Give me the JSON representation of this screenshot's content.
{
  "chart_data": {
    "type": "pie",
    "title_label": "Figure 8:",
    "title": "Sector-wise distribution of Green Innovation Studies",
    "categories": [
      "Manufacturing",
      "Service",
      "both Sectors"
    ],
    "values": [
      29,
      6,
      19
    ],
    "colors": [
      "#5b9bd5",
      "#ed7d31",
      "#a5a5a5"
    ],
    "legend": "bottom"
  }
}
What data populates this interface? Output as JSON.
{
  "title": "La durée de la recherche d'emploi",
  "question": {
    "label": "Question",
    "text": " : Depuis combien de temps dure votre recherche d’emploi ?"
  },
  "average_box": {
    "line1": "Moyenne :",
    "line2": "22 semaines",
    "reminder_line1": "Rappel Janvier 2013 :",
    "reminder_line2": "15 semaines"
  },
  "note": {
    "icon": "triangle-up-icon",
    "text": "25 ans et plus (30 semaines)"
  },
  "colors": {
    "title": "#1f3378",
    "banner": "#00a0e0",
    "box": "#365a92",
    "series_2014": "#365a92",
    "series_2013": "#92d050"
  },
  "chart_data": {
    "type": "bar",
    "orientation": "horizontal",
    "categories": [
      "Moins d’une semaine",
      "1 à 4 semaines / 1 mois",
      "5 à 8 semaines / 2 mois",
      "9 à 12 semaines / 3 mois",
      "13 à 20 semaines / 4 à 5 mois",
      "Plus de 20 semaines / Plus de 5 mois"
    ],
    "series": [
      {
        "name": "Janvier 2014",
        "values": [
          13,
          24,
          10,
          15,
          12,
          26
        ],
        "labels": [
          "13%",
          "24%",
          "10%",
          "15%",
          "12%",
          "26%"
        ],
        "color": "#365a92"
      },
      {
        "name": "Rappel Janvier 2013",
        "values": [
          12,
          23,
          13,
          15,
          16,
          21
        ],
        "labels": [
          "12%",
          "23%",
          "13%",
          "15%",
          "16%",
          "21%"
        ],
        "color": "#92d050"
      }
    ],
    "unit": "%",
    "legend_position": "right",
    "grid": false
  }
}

GIVEN PROBLEM:
Gather all lines of the records that include the word "this".

WORKED SOLUTION:
Give me the JSON representation of this screenshot's content.
What data populates this interface? Output as JSON.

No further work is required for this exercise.